- Given request
Pictures aside, write out every record exactly as it appears.

+ + +

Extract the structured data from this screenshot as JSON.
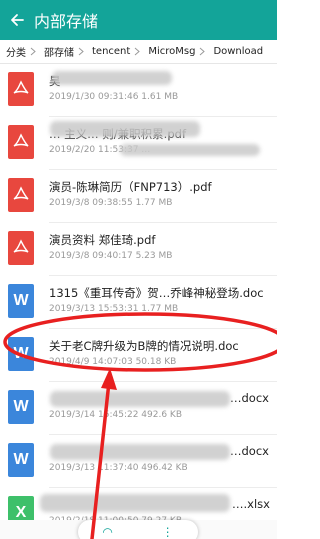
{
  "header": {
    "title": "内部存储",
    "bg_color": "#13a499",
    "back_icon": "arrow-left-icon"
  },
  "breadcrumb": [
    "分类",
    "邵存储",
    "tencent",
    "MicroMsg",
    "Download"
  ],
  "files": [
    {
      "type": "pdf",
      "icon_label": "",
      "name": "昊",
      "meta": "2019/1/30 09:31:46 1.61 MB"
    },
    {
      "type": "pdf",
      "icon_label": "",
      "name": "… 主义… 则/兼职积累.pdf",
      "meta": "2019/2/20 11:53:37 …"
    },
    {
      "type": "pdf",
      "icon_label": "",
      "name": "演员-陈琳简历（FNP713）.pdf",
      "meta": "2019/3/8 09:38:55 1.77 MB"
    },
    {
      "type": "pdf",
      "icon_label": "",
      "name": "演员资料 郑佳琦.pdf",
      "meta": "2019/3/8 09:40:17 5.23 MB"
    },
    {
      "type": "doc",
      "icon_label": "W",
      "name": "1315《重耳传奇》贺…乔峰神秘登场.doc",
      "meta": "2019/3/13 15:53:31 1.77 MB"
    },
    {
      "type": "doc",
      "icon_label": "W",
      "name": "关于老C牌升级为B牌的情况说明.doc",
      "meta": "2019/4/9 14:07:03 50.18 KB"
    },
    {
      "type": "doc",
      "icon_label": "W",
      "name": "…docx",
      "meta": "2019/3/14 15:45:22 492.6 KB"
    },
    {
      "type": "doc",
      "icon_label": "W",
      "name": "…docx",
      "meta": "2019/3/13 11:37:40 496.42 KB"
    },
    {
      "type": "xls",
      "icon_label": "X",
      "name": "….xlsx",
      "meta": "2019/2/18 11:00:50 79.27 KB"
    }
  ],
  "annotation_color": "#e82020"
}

+ + +

- Problem solution
Extract the structured data from this screenshot as JSON.
{
  "header": {
    "title": "内部存储",
    "bg_color": "#13a499",
    "back_icon": "arrow-left-icon"
  },
  "breadcrumb": [
    "分类",
    "邵存储",
    "tencent",
    "MicroMsg",
    "Download"
  ],
  "files": [
    {
      "type": "pdf",
      "icon_label": "",
      "name": "昊",
      "meta": "2019/1/30 09:31:46 1.61 MB"
    },
    {
      "type": "pdf",
      "icon_label": "",
      "name": "… 主义… 则/兼职积累.pdf",
      "meta": "2019/2/20 11:53:37 …"
    },
    {
      "type": "pdf",
      "icon_label": "",
      "name": "演员-陈琳简历（FNP713）.pdf",
      "meta": "2019/3/8 09:38:55 1.77 MB"
    },
    {
      "type": "pdf",
      "icon_label": "",
      "name": "演员资料 郑佳琦.pdf",
      "meta": "2019/3/8 09:40:17 5.23 MB"
    },
    {
      "type": "doc",
      "icon_label": "W",
      "name": "1315《重耳传奇》贺…乔峰神秘登场.doc",
      "meta": "2019/3/13 15:53:31 1.77 MB"
    },
    {
      "type": "doc",
      "icon_label": "W",
      "name": "关于老C牌升级为B牌的情况说明.doc",
      "meta": "2019/4/9 14:07:03 50.18 KB"
    },
    {
      "type": "doc",
      "icon_label": "W",
      "name": "…docx",
      "meta": "2019/3/14 15:45:22 492.6 KB"
    },
    {
      "type": "doc",
      "icon_label": "W",
      "name": "…docx",
      "meta": "2019/3/13 11:37:40 496.42 KB"
    },
    {
      "type": "xls",
      "icon_label": "X",
      "name": "….xlsx",
      "meta": "2019/2/18 11:00:50 79.27 KB"
    }
  ],
  "annotation_color": "#e82020"
}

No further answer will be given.